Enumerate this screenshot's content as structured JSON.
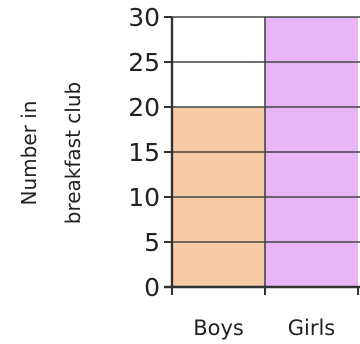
{
  "chart_data": {
    "type": "bar",
    "categories": [
      "Boys",
      "Girls"
    ],
    "values": [
      20,
      30
    ],
    "ylabel": [
      "Number in",
      "breakfast club"
    ],
    "ylim": [
      0,
      30
    ],
    "yticks": [
      "0",
      "5",
      "10",
      "15",
      "20",
      "25",
      "30"
    ],
    "grid": true,
    "colors": {
      "Boys": "#f7cba6",
      "Girls": "#e8b6f7",
      "gridline": "#444444",
      "axis": "#333333"
    }
  }
}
┄┄┄┄┄┄
* **EXERCISE TASK**
Write out each line of the data exactly; the images should be left out.

* **FULL SOLUTION**
Enumerate this screenshot's content as structured JSON.
{
  "chart_data": {
    "type": "bar",
    "categories": [
      "Boys",
      "Girls"
    ],
    "values": [
      20,
      30
    ],
    "ylabel": [
      "Number in",
      "breakfast club"
    ],
    "ylim": [
      0,
      30
    ],
    "yticks": [
      "0",
      "5",
      "10",
      "15",
      "20",
      "25",
      "30"
    ],
    "grid": true,
    "colors": {
      "Boys": "#f7cba6",
      "Girls": "#e8b6f7",
      "gridline": "#444444",
      "axis": "#333333"
    }
  }
}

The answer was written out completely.